Work to complete :: For this exercise, print the records below verbatim.
___
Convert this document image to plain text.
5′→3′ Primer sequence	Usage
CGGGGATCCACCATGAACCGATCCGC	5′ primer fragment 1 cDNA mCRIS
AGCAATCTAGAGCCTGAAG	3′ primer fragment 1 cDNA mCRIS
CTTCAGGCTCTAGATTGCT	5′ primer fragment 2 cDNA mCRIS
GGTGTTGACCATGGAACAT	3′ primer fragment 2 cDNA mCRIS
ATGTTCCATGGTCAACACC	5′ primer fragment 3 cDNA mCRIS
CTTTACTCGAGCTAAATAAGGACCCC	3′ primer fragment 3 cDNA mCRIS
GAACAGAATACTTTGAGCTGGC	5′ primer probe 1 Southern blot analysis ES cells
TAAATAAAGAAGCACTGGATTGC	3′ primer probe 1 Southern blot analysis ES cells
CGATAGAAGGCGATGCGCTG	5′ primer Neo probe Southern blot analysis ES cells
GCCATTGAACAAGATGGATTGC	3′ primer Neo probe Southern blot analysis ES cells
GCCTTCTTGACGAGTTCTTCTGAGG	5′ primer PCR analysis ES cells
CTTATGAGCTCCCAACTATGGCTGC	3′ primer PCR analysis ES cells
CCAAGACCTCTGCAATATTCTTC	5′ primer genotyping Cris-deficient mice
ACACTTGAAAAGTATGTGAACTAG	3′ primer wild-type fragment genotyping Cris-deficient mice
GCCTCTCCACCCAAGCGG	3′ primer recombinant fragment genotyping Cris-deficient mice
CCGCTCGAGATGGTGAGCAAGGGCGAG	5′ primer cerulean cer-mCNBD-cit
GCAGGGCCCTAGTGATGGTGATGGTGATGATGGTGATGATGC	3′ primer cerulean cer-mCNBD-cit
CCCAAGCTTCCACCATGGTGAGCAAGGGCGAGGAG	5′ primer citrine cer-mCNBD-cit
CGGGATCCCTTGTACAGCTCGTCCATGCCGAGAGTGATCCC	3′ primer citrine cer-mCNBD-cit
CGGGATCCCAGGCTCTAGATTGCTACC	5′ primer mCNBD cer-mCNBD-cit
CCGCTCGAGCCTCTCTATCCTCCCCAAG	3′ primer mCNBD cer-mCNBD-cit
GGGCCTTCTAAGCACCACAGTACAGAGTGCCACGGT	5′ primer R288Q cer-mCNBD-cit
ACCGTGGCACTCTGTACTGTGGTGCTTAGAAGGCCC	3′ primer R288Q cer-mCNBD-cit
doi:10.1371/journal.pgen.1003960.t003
___
Exercise result ::
Convert this document image to plain text.
5′→3′ Primer sequence	Usage
CGGGGATCCACCATGAACCGATCCGC	5′ primer fragment 1 cDNA mCRIS
AGCAATCTAGAGCCTGAAG	3′ primer fragment 1 cDNA mCRIS
CTTCAGGCTCTAGATTGCT	5′ primer fragment 2 cDNA mCRIS
GGTGTTGACCATGGAACAT	3′ primer fragment 2 cDNA mCRIS
ATGTTCCATGGTCAACACC	5′ primer fragment 3 cDNA mCRIS
CTTTACTCGAGCTAAATAAGGACCCC	3′ primer fragment 3 cDNA mCRIS
GAACAGAATACTTTGAGCTGGC	5′ primer probe 1 Southern blot analysis ES cells
TAAATAAAGAAGCACTGGATTGC	3′ primer probe 1 Southern blot analysis ES cells
CGATAGAAGGCGATGCGCTG	5′ primer Neo probe Southern blot analysis ES cells
GCCATTGAACAAGATGGATTGC	3′ primer Neo probe Southern blot analysis ES cells
GCCTTCTTGACGAGTTCTTCTGAGG	5′ primer PCR analysis ES cells
CTTATGAGCTCCCAACTATGGCTGC	3′ primer PCR analysis ES cells
CCAAGACCTCTGCAATATTCTTC	5′ primer genotyping Cris-deficient mice
ACACTTGAAAAGTATGTGAACTAG	3′ primer wild-type fragment genotyping Cris-deficient mice
GCCTCTCCACCCAAGCGG	3′ primer recombinant fragment genotyping Cris-deficient mice
CCGCTCGAGATGGTGAGCAAGGGCGAG	5′ primer cerulean cer-mCNBD-cit
GCAGGGCCCTAGTGATGGTGATGGTGATGATGGTGATGATGC	3′ primer cerulean cer-mCNBD-cit
CCCAAGCTTCCACCATGGTGAGCAAGGGCGAGGAG	5′ primer citrine cer-mCNBD-cit
CGGGATCCCTTGTACAGCTCGTCCATGCCGAGAGTGATCCC	3′ primer citrine cer-mCNBD-cit
CGGGATCCCAGGCTCTAGATTGCTACC	5′ primer mCNBD cer-mCNBD-cit
CCGCTCGAGCCTCTCTATCCTCCCCAAG	3′ primer mCNBD cer-mCNBD-cit
GGGCCTTCTAAGCACCACAGTACAGAGTGCCACGGT	5′ primer R288Q cer-mCNBD-cit
ACCGTGGCACTCTGTACTGTGGTGCTTAGAAGGCCC	3′ primer R288Q cer-mCNBD-cit
doi:10.1371/journal.pgen.1003960.t003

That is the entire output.